> **Stated exercise**
Isolate every line in the records below with "downloading" in it.

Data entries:
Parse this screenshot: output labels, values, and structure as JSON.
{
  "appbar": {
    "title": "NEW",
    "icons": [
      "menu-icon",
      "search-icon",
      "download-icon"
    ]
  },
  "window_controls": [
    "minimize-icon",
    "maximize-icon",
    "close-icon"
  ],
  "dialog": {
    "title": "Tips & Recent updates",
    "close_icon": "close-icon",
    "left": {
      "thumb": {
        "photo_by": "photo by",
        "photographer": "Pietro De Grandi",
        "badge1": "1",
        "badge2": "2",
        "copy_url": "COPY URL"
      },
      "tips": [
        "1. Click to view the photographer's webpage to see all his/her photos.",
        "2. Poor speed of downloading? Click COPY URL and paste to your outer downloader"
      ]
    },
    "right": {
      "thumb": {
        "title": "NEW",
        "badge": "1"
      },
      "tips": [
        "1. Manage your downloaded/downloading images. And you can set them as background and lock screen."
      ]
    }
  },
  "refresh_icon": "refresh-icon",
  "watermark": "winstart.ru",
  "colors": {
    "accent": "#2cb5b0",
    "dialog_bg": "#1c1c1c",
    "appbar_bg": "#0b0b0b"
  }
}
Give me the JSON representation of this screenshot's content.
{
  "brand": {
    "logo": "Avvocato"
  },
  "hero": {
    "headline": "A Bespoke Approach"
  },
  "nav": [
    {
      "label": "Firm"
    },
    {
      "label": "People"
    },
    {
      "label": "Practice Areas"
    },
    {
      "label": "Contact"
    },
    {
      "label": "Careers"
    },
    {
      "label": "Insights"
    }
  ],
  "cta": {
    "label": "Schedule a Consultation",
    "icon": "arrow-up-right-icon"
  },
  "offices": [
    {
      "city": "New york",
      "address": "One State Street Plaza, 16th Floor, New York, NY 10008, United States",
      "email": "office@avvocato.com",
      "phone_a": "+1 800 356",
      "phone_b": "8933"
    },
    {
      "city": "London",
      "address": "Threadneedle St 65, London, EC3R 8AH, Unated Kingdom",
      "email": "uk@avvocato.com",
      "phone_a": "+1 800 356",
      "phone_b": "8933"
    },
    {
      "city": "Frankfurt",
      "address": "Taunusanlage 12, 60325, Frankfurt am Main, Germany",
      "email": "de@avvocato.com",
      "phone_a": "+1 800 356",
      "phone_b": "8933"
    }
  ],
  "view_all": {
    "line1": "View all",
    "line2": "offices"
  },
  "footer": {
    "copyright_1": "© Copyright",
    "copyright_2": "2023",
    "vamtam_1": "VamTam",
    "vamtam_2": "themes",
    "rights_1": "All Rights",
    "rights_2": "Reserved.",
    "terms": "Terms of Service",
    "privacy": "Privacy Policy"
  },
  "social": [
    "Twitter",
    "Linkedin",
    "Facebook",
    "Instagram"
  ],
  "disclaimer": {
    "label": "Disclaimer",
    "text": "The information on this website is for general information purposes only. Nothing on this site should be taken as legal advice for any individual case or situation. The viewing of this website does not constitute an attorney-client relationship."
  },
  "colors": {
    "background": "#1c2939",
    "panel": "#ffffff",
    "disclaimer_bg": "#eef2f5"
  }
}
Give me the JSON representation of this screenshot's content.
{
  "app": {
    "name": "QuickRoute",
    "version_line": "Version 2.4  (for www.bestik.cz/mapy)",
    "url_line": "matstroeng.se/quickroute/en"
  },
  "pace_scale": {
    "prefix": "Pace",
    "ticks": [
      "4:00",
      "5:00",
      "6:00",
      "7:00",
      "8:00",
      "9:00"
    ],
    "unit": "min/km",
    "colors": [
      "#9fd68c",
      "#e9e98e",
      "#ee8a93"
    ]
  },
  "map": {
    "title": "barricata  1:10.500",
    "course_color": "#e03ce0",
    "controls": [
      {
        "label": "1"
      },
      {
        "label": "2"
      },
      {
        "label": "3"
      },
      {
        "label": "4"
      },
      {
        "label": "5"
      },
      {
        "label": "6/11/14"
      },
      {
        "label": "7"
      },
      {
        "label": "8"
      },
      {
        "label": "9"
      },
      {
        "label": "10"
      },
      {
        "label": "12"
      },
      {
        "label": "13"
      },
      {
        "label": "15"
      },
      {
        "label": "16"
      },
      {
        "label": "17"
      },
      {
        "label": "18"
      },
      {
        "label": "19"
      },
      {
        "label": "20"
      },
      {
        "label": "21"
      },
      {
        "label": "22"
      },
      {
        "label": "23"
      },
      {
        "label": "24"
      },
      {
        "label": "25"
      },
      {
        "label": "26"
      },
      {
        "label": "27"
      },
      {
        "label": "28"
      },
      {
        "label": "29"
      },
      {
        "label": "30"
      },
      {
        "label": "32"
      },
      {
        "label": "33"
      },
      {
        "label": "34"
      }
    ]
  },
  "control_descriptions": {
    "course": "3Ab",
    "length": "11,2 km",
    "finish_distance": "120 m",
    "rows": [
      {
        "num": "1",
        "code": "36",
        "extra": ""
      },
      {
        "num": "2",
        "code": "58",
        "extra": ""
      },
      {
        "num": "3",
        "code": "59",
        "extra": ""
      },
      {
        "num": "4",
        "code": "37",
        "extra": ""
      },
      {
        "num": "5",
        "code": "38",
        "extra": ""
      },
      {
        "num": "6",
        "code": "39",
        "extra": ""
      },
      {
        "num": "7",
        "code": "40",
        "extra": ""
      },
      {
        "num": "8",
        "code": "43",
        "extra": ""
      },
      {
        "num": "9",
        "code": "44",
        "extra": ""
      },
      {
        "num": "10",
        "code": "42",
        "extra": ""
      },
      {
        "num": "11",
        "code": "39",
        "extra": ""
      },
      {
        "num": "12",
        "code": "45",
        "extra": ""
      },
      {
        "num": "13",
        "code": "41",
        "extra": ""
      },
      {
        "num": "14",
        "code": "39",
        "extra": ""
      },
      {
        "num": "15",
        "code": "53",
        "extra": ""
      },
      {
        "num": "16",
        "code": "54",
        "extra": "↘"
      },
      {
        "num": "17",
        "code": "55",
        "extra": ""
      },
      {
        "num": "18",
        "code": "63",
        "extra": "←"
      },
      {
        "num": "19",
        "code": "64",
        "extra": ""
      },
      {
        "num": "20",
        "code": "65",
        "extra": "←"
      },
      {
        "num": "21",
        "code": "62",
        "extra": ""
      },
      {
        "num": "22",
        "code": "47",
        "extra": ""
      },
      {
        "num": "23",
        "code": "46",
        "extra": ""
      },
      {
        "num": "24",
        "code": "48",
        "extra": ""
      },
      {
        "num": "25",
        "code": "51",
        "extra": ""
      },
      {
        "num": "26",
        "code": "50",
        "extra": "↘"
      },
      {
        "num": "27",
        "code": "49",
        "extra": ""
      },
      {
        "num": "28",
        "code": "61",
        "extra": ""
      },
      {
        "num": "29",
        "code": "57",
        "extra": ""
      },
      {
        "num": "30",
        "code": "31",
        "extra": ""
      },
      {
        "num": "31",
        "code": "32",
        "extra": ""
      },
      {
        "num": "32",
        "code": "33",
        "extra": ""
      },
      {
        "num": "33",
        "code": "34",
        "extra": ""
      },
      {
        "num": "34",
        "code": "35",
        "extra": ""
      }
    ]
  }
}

> **Answer below**
        "2. Poor speed of downloading? Click COPY URL and paste to your outer downloader"
        "1. Manage your downloaded/downloading images. And you can set them as background and lock screen."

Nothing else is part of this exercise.